What is required -
Copy out the listing that follows, exactly, without its pictures.

##### Input #####

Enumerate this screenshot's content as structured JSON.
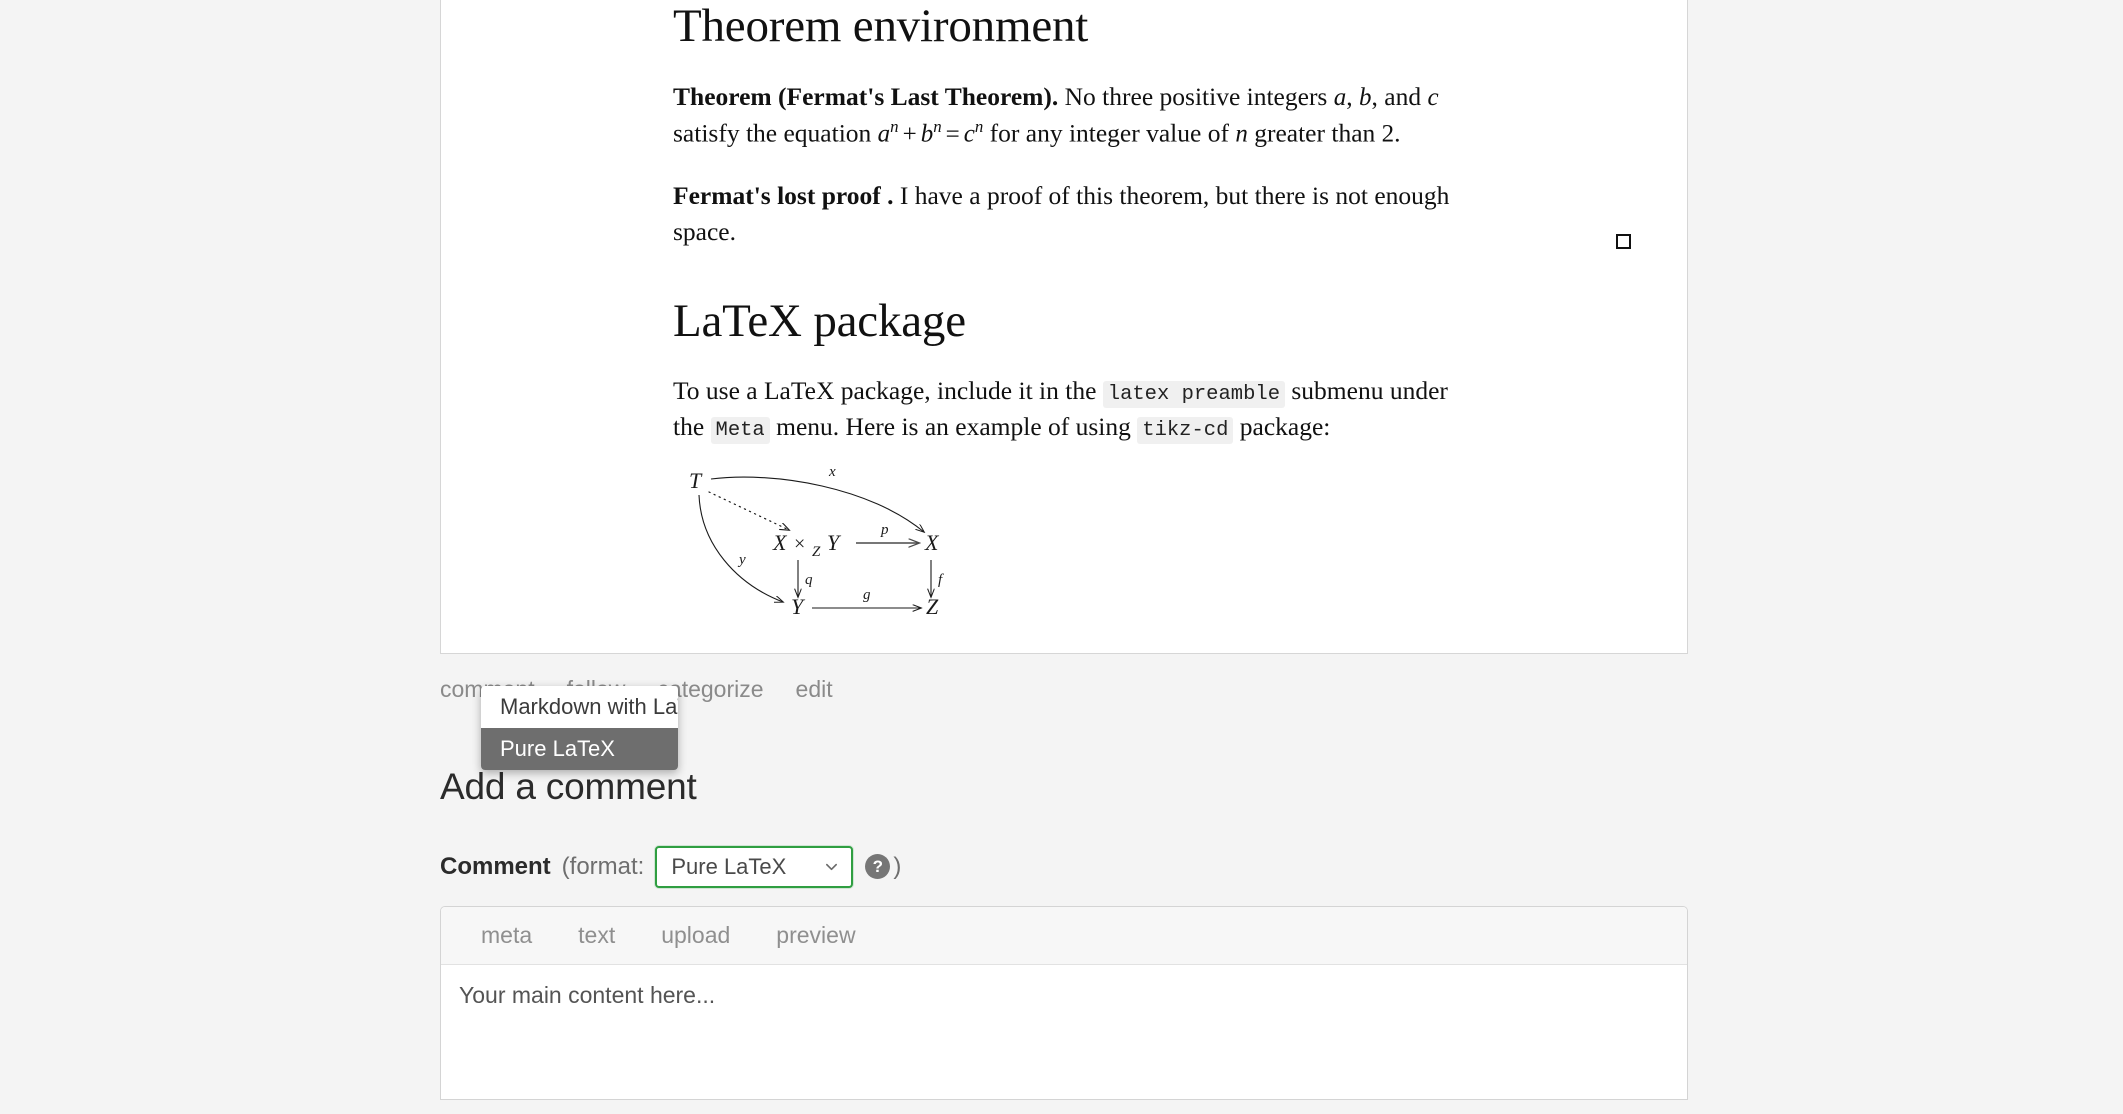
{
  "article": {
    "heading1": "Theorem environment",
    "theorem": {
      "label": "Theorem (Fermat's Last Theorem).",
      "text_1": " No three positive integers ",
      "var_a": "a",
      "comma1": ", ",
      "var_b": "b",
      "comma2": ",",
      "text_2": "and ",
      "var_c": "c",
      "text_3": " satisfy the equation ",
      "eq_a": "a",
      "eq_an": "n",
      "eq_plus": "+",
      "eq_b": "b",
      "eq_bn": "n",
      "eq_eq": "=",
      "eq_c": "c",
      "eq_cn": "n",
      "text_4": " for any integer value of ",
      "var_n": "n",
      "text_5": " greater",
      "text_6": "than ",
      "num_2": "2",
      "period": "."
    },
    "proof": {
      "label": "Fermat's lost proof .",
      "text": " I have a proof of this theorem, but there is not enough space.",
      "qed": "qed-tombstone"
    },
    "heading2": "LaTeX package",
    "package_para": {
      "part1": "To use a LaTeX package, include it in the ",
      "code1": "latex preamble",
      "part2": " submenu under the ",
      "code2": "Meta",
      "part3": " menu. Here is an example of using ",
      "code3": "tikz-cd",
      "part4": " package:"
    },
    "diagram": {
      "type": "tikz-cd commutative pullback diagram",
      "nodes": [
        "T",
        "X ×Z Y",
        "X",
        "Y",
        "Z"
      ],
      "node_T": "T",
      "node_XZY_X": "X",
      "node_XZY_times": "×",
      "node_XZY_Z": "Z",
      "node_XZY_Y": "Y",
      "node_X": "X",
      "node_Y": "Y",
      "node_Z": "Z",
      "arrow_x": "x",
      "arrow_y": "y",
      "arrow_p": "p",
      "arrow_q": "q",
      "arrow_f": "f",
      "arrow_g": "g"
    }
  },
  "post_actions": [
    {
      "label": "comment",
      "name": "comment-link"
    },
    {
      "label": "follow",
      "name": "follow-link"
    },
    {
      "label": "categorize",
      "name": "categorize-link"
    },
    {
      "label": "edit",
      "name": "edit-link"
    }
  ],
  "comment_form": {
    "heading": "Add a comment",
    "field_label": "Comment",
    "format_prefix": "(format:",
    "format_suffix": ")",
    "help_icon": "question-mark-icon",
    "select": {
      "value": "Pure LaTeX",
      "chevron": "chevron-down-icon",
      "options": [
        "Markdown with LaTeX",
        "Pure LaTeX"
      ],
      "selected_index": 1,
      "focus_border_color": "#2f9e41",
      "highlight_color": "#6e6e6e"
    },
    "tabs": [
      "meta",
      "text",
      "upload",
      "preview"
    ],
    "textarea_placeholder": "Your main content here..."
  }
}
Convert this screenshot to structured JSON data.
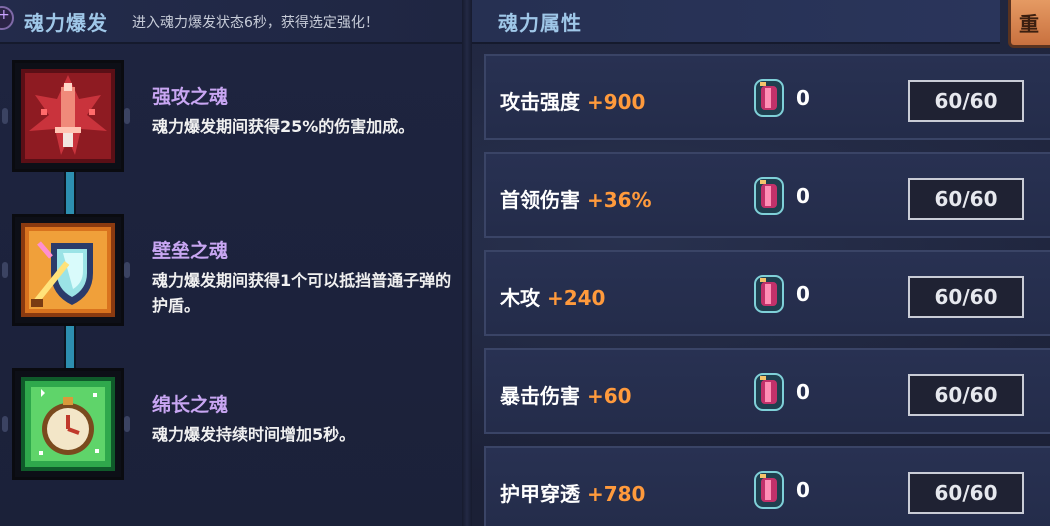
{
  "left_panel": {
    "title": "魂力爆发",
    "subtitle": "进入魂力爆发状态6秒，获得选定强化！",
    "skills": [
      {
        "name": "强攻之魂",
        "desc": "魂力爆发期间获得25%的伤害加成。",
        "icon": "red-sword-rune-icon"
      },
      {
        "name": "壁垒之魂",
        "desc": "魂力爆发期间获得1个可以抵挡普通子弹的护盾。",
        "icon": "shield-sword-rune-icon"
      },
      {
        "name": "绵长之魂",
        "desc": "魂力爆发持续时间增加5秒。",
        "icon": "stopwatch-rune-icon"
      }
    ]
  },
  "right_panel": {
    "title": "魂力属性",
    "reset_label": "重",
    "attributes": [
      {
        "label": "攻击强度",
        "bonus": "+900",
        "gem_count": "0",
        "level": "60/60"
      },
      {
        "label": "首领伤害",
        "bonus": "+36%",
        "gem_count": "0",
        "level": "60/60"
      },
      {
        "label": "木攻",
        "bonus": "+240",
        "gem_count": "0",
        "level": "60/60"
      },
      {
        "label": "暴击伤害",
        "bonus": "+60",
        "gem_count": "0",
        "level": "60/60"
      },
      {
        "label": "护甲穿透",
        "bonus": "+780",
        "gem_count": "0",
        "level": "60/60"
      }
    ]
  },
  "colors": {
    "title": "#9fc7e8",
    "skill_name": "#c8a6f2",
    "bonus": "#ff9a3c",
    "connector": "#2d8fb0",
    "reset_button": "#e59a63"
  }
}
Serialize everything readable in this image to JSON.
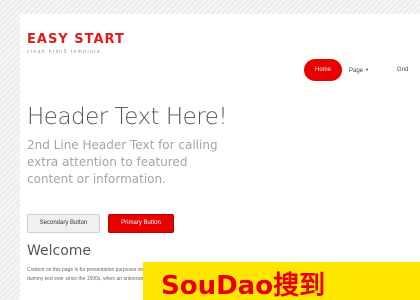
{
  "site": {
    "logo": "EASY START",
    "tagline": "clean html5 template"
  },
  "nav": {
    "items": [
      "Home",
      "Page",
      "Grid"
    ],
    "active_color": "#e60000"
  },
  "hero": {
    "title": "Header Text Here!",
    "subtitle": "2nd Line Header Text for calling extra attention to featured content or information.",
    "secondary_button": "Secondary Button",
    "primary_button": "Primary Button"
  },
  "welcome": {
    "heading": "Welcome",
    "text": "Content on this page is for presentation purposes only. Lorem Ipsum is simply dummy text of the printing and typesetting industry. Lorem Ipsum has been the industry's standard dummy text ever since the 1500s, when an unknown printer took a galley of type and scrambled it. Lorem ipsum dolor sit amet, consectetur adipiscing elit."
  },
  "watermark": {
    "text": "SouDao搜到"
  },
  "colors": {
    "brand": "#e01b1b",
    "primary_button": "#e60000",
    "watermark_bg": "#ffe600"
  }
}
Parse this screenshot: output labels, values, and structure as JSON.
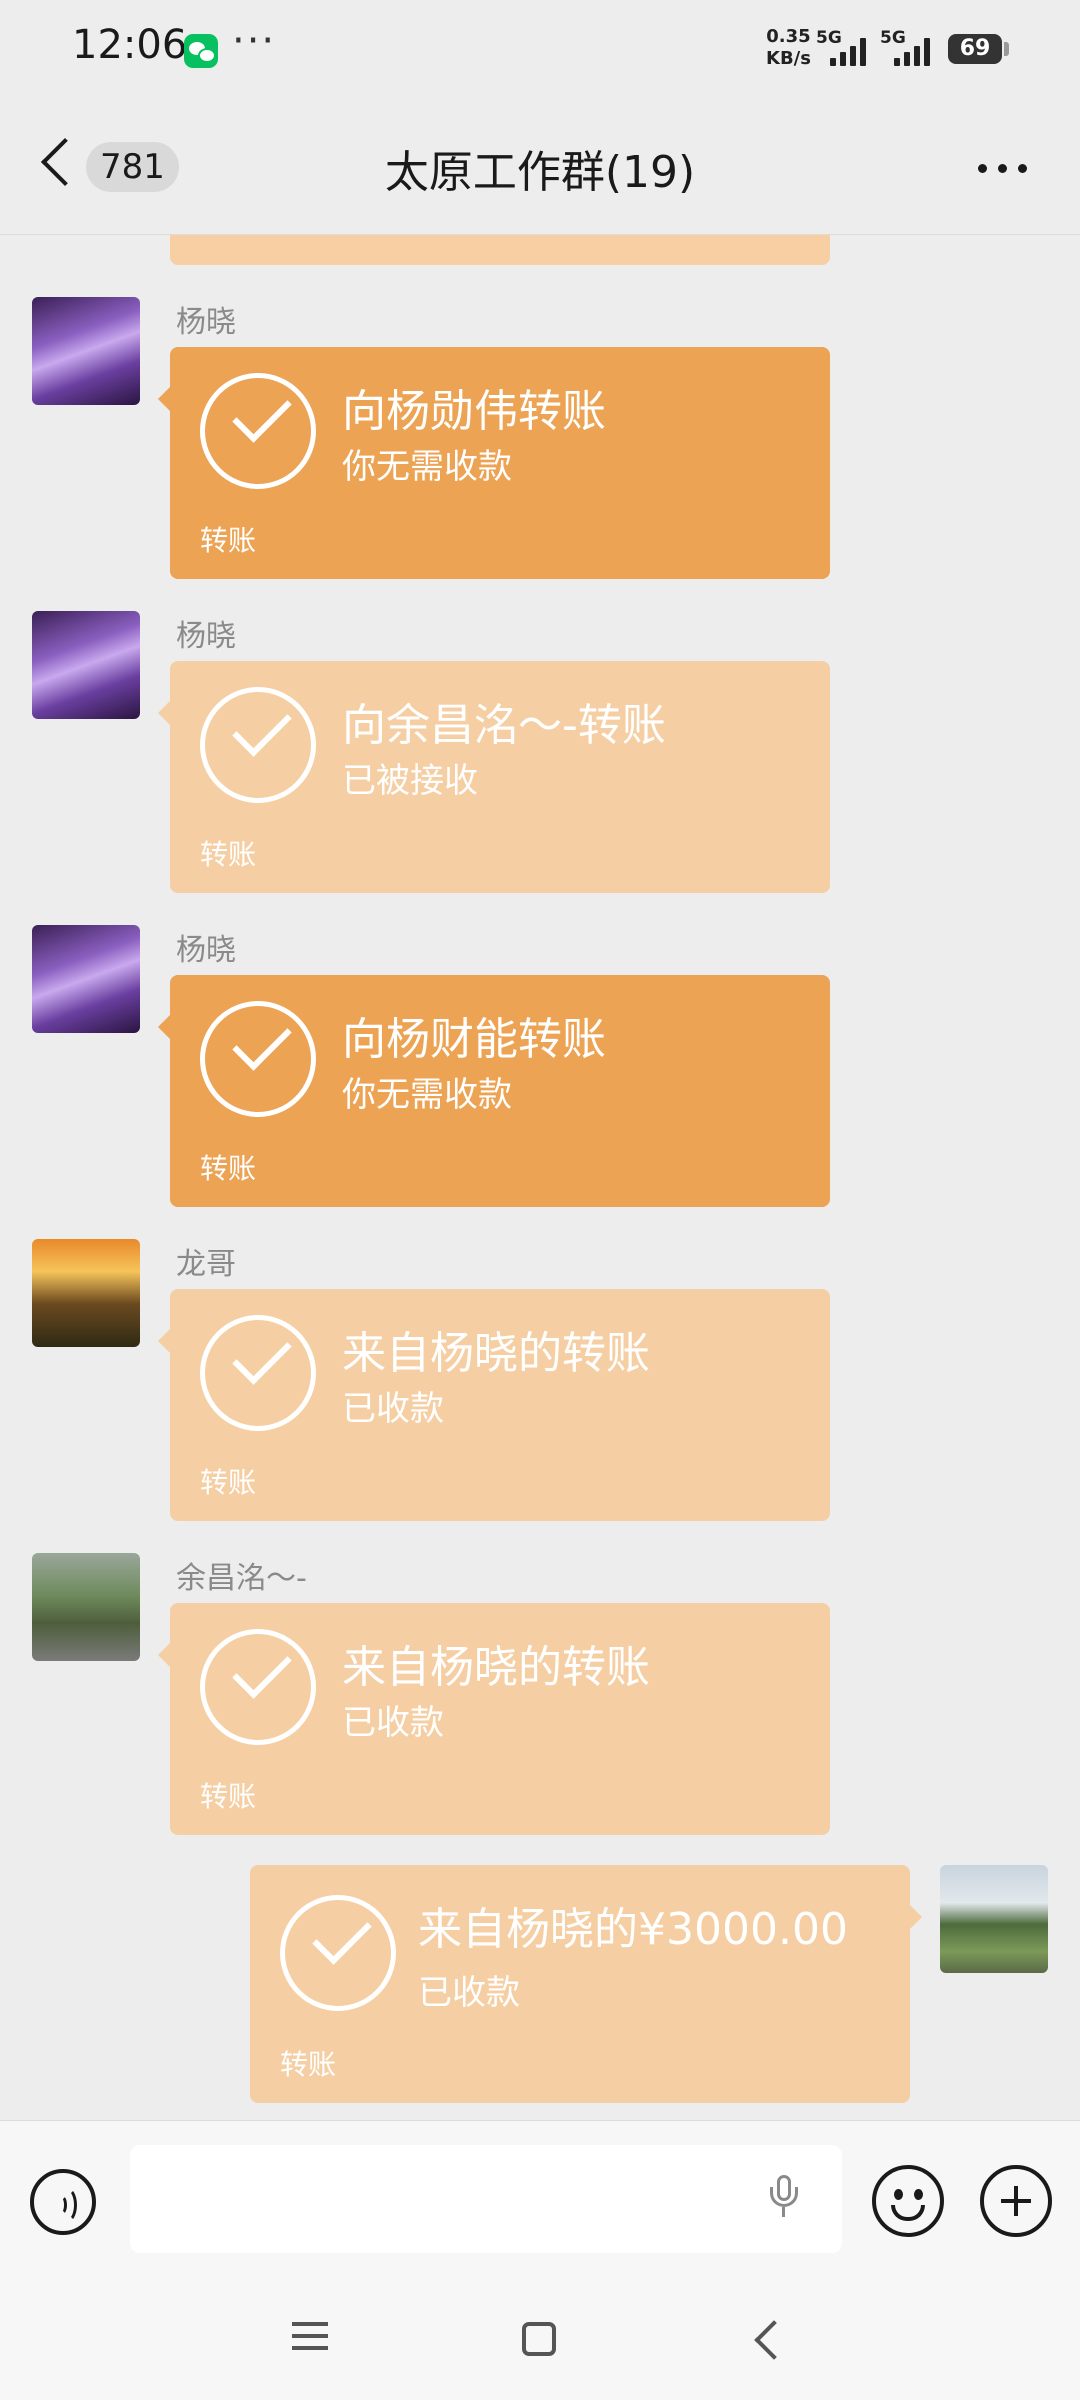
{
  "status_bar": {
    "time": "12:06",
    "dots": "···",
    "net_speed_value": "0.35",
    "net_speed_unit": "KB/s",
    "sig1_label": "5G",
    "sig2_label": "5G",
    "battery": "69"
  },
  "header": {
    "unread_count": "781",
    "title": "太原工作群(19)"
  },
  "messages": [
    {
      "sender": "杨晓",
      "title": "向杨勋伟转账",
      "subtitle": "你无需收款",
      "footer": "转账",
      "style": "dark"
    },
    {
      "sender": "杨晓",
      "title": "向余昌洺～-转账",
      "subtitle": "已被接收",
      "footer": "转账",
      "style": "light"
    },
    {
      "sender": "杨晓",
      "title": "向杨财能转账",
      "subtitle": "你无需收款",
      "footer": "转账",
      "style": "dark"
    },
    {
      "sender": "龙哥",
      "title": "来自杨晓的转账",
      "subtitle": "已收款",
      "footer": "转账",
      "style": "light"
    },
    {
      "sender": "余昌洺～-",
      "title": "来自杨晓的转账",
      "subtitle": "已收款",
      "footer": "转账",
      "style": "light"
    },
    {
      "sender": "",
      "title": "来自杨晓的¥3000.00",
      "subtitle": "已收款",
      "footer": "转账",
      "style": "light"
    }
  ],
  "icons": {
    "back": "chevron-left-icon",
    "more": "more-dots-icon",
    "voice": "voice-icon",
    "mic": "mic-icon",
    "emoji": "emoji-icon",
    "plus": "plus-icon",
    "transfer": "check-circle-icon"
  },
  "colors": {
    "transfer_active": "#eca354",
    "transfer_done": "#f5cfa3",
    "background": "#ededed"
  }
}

#####

Correct output -
Enumerate this screenshot's content as structured JSON.
{
  "article": {
    "heading1": "Theorem environment",
    "theorem": {
      "label": "Theorem (Fermat's Last Theorem).",
      "text_1": " No three positive integers ",
      "var_a": "a",
      "comma1": ", ",
      "var_b": "b",
      "comma2": ",",
      "text_2": "and ",
      "var_c": "c",
      "text_3": " satisfy the equation ",
      "eq_a": "a",
      "eq_an": "n",
      "eq_plus": "+",
      "eq_b": "b",
      "eq_bn": "n",
      "eq_eq": "=",
      "eq_c": "c",
      "eq_cn": "n",
      "text_4": " for any integer value of ",
      "var_n": "n",
      "text_5": " greater",
      "text_6": "than ",
      "num_2": "2",
      "period": "."
    },
    "proof": {
      "label": "Fermat's lost proof .",
      "text": " I have a proof of this theorem, but there is not enough space.",
      "qed": "qed-tombstone"
    },
    "heading2": "LaTeX package",
    "package_para": {
      "part1": "To use a LaTeX package, include it in the ",
      "code1": "latex preamble",
      "part2": " submenu under the ",
      "code2": "Meta",
      "part3": " menu. Here is an example of using ",
      "code3": "tikz-cd",
      "part4": " package:"
    },
    "diagram": {
      "type": "tikz-cd commutative pullback diagram",
      "nodes": [
        "T",
        "X ×Z Y",
        "X",
        "Y",
        "Z"
      ],
      "node_T": "T",
      "node_XZY_X": "X",
      "node_XZY_times": "×",
      "node_XZY_Z": "Z",
      "node_XZY_Y": "Y",
      "node_X": "X",
      "node_Y": "Y",
      "node_Z": "Z",
      "arrow_x": "x",
      "arrow_y": "y",
      "arrow_p": "p",
      "arrow_q": "q",
      "arrow_f": "f",
      "arrow_g": "g"
    }
  },
  "post_actions": [
    {
      "label": "comment",
      "name": "comment-link"
    },
    {
      "label": "follow",
      "name": "follow-link"
    },
    {
      "label": "categorize",
      "name": "categorize-link"
    },
    {
      "label": "edit",
      "name": "edit-link"
    }
  ],
  "comment_form": {
    "heading": "Add a comment",
    "field_label": "Comment",
    "format_prefix": "(format:",
    "format_suffix": ")",
    "help_icon": "question-mark-icon",
    "select": {
      "value": "Pure LaTeX",
      "chevron": "chevron-down-icon",
      "options": [
        "Markdown with LaTeX",
        "Pure LaTeX"
      ],
      "selected_index": 1,
      "focus_border_color": "#2f9e41",
      "highlight_color": "#6e6e6e"
    },
    "tabs": [
      "meta",
      "text",
      "upload",
      "preview"
    ],
    "textarea_placeholder": "Your main content here..."
  }
}
Convert this screenshot to structured JSON data.
{
  "left_panel": {
    "title": "魂力爆发",
    "subtitle": "进入魂力爆发状态6秒，获得选定强化！",
    "skills": [
      {
        "name": "强攻之魂",
        "desc": "魂力爆发期间获得25%的伤害加成。",
        "icon": "red-sword-rune-icon"
      },
      {
        "name": "壁垒之魂",
        "desc": "魂力爆发期间获得1个可以抵挡普通子弹的护盾。",
        "icon": "shield-sword-rune-icon"
      },
      {
        "name": "绵长之魂",
        "desc": "魂力爆发持续时间增加5秒。",
        "icon": "stopwatch-rune-icon"
      }
    ]
  },
  "right_panel": {
    "title": "魂力属性",
    "reset_label": "重",
    "attributes": [
      {
        "label": "攻击强度",
        "bonus": "+900",
        "gem_count": "0",
        "level": "60/60"
      },
      {
        "label": "首领伤害",
        "bonus": "+36%",
        "gem_count": "0",
        "level": "60/60"
      },
      {
        "label": "木攻",
        "bonus": "+240",
        "gem_count": "0",
        "level": "60/60"
      },
      {
        "label": "暴击伤害",
        "bonus": "+60",
        "gem_count": "0",
        "level": "60/60"
      },
      {
        "label": "护甲穿透",
        "bonus": "+780",
        "gem_count": "0",
        "level": "60/60"
      }
    ]
  },
  "colors": {
    "title": "#9fc7e8",
    "skill_name": "#c8a6f2",
    "bonus": "#ff9a3c",
    "connector": "#2d8fb0",
    "reset_button": "#e59a63"
  }
}
Serialize everything readable in this image to JSON.
{
  "site": {
    "logo": "EASY START",
    "tagline": "clean html5 template"
  },
  "nav": {
    "items": [
      "Home",
      "Page",
      "Grid"
    ],
    "active_color": "#e60000"
  },
  "hero": {
    "title": "Header Text Here!",
    "subtitle": "2nd Line Header Text for calling extra attention to featured content or information.",
    "secondary_button": "Secondary Button",
    "primary_button": "Primary Button"
  },
  "welcome": {
    "heading": "Welcome",
    "text": "Content on this page is for presentation purposes only. Lorem Ipsum is simply dummy text of the printing and typesetting industry. Lorem Ipsum has been the industry's standard dummy text ever since the 1500s, when an unknown printer took a galley of type and scrambled it. Lorem ipsum dolor sit amet, consectetur adipiscing elit."
  },
  "watermark": {
    "text": "SouDao搜到"
  },
  "colors": {
    "brand": "#e01b1b",
    "primary_button": "#e60000",
    "watermark_bg": "#ffe600"
  }
}
Parse this screenshot: output labels, values, and structure as JSON.
{
  "status_bar": {
    "time": "12:06",
    "dots": "···",
    "net_speed_value": "0.35",
    "net_speed_unit": "KB/s",
    "sig1_label": "5G",
    "sig2_label": "5G",
    "battery": "69"
  },
  "header": {
    "unread_count": "781",
    "title": "太原工作群(19)"
  },
  "messages": [
    {
      "sender": "杨晓",
      "title": "向杨勋伟转账",
      "subtitle": "你无需收款",
      "footer": "转账",
      "style": "dark"
    },
    {
      "sender": "杨晓",
      "title": "向余昌洺～-转账",
      "subtitle": "已被接收",
      "footer": "转账",
      "style": "light"
    },
    {
      "sender": "杨晓",
      "title": "向杨财能转账",
      "subtitle": "你无需收款",
      "footer": "转账",
      "style": "dark"
    },
    {
      "sender": "龙哥",
      "title": "来自杨晓的转账",
      "subtitle": "已收款",
      "footer": "转账",
      "style": "light"
    },
    {
      "sender": "余昌洺～-",
      "title": "来自杨晓的转账",
      "subtitle": "已收款",
      "footer": "转账",
      "style": "light"
    },
    {
      "sender": "",
      "title": "来自杨晓的¥3000.00",
      "subtitle": "已收款",
      "footer": "转账",
      "style": "light"
    }
  ],
  "icons": {
    "back": "chevron-left-icon",
    "more": "more-dots-icon",
    "voice": "voice-icon",
    "mic": "mic-icon",
    "emoji": "emoji-icon",
    "plus": "plus-icon",
    "transfer": "check-circle-icon"
  },
  "colors": {
    "transfer_active": "#eca354",
    "transfer_done": "#f5cfa3",
    "background": "#ededed"
  }
}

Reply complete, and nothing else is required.